● What is being asked
Omit the pictures from the entries below and retype everything else exactly.

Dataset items
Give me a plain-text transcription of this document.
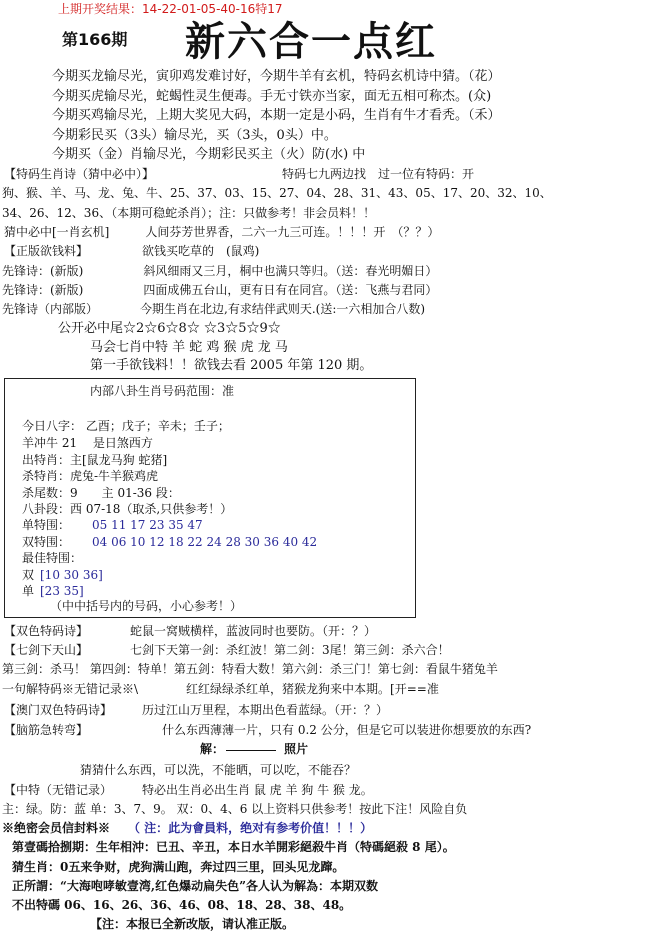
上期开奖结果：14-22-01-05-40-16特17
第166期 新六合一点红
今期买龙输尽光，寅卯鸡发难讨好，今期牛羊有玄机，特码玄机诗中猜。（花）
今期买虎输尽光，蛇蝎性灵生便毒。手无寸铁亦当家，面无五相可称杰。(众)
今期买鸡输尽光，上期大奖见大码，本期一定是小码，生肖有牛才看秃。（禾）
今期彩民买（3头）输尽光，买（3头，0头）中。
今期买（金）肖输尽光，今期彩民买主（火）防(水) 中
【特码生肖诗（猜中必中）】	特码七九两边找　过一位有特码：开
狗、猴、羊、马、龙、兔、牛、25、37、03、15、27、04、28、31、43、05、17、20、32、10、
34、26、12、36、（本期可稳蛇杀肖）；注：只做参考！非会员料！！
猜中必中[一肖玄机]　　　人间芬芳世界香，二六一九三可连。！！！开　（？？）
【正版欲钱料】　　　　　欲钱买吃草的　(鼠鸡)
先锋诗：(新版)　　　　　斜风细雨又三月，桐中也满只等归。（送：春光明媚日）
先锋诗：(新版)　　　　　四面成佛五台山，更有日有在同宫。（送：飞燕与君同）
先锋诗（内部版）　　　　今期生肖在北边,有求结伴武则天.(送:一六相加合八数)
公开必中尾☆2☆6☆8☆ ☆3☆5☆9☆
马会七肖中特 羊 蛇 鸡 猴 虎 龙 马
第一手欲钱料！！欲钱去看 2005 年第 120 期。
内部八卦生肖号码范围：准
今日八字： 乙酉；戊子；辛未；壬子；
羊冲牛 21　 是日煞西方
出特肖：主[鼠龙马狗 蛇猪]
杀特肖：虎兔-牛羊猴鸡虎
杀尾数：9　　主 01-36 段：
八卦段：西 07-18（取杀,只供参考！）
单特围： 05 11 17 23 35 47
双特围： 04 06 10 12 18 22 24 28 30 36 40 42
最佳特围：
双 [10 30 36]
单 [23 35]
（中中括号内的号码，小心参考！）
【双色特码诗】　　　　蛇鼠一窝贼横样，蓝波同时也要防。（开：？）
【七剑下天山】　　　　七剑下天第一剑：杀红波！第二剑：3尾！第三剑：杀六合！
第三剑：杀马！ 第四剑：特单！第五剑：特看大数！第六剑：杀三门！第七剑：看鼠牛猪兔羊
一句解特码※无错记录※\　　　　红红绿绿杀红单，猪猴龙狗来中本期。[开==准
【澳门双色特码诗】　　　历过江山万里程，本期出色看蓝绿。（开：？）
【脑筋急转弯】	什么东西薄薄一片，只有 0.2 公分，但是它可以装进你想要放的东西?
解：	照片
猜猜什么东西，可以洗，不能晒，可以吃，不能吞？
【中特（无错记录）　　　特必出生肖必出生肖 鼠 虎 羊 狗 牛 猴 龙。
主：绿。防：蓝 单：3、7、9。 双：0、4、6 以上资料只供参考！按此下注！风险自负
※绝密会员信封料※ （ 注：此为會員料，绝对有参考价值！！！）
第壹碼拾捌期：生年相沖：已丑、辛丑，本日水羊開彩絕殺牛肖（特碼絕殺 8 尾）。
猜生肖：0五来争财，虎狗满山跑，奔过四三里，回头见龙蹿。
正所謂：“大海咆哮敏壹湾,红色爆动扁失色”各人认为解為：本期双数
不出特碼 06、16、26、36、46、08、18、28、38、48。
【注：本报已全新改版，请认准正版。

● The answer
Give me a plain-text transcription of this document.
上期开奖结果：14-22-01-05-40-16特17
第166期 新六合一点红
今期买龙输尽光，寅卯鸡发难讨好，今期牛羊有玄机，特码玄机诗中猜。（花）
今期买虎输尽光，蛇蝎性灵生便毒。手无寸铁亦当家，面无五相可称杰。(众)
今期买鸡输尽光，上期大奖见大码，本期一定是小码，生肖有牛才看秃。（禾）
今期彩民买（3头）输尽光，买（3头，0头）中。
今期买（金）肖输尽光，今期彩民买主（火）防(水) 中
【特码生肖诗（猜中必中）】	特码七九两边找　过一位有特码：开
狗、猴、羊、马、龙、兔、牛、25、37、03、15、27、04、28、31、43、05、17、20、32、10、
34、26、12、36、（本期可稳蛇杀肖）；注：只做参考！非会员料！！
猜中必中[一肖玄机]　　　人间芬芳世界香，二六一九三可连。！！！开　（？？）
【正版欲钱料】　　　　　欲钱买吃草的　(鼠鸡)
先锋诗：(新版)　　　　　斜风细雨又三月，桐中也满只等归。（送：春光明媚日）
先锋诗：(新版)　　　　　四面成佛五台山，更有日有在同宫。（送：飞燕与君同）
先锋诗（内部版）　　　　今期生肖在北边,有求结伴武则天.(送:一六相加合八数)
公开必中尾☆2☆6☆8☆ ☆3☆5☆9☆
马会七肖中特 羊 蛇 鸡 猴 虎 龙 马
第一手欲钱料！！欲钱去看 2005 年第 120 期。
内部八卦生肖号码范围：准
今日八字： 乙酉；戊子；辛未；壬子；
羊冲牛 21　 是日煞西方
出特肖：主[鼠龙马狗 蛇猪]
杀特肖：虎兔-牛羊猴鸡虎
杀尾数：9　　主 01-36 段：
八卦段：西 07-18（取杀,只供参考！）
单特围： 05 11 17 23 35 47
双特围： 04 06 10 12 18 22 24 28 30 36 40 42
最佳特围：
双 [10 30 36]
单 [23 35]
（中中括号内的号码，小心参考！）
【双色特码诗】　　　　蛇鼠一窝贼横样，蓝波同时也要防。（开：？）
【七剑下天山】　　　　七剑下天第一剑：杀红波！第二剑：3尾！第三剑：杀六合！
第三剑：杀马！ 第四剑：特单！第五剑：特看大数！第六剑：杀三门！第七剑：看鼠牛猪兔羊
一句解特码※无错记录※\　　　　红红绿绿杀红单，猪猴龙狗来中本期。[开==准
【澳门双色特码诗】　　　历过江山万里程，本期出色看蓝绿。（开：？）
【脑筋急转弯】	什么东西薄薄一片，只有 0.2 公分，但是它可以装进你想要放的东西?
解：	照片
猜猜什么东西，可以洗，不能晒，可以吃，不能吞？
【中特（无错记录）　　　特必出生肖必出生肖 鼠 虎 羊 狗 牛 猴 龙。
主：绿。防：蓝 单：3、7、9。 双：0、4、6 以上资料只供参考！按此下注！风险自负
※绝密会员信封料※ （ 注：此为會員料，绝对有参考价值！！！）
第壹碼拾捌期：生年相沖：已丑、辛丑，本日水羊開彩絕殺牛肖（特碼絕殺 8 尾）。
猜生肖：0五来争财，虎狗满山跑，奔过四三里，回头见龙蹿。
正所謂：“大海咆哮敏壹湾,红色爆动扁失色”各人认为解為：本期双数
不出特碼 06、16、26、36、46、08、18、28、38、48。
【注：本报已全新改版，请认准正版。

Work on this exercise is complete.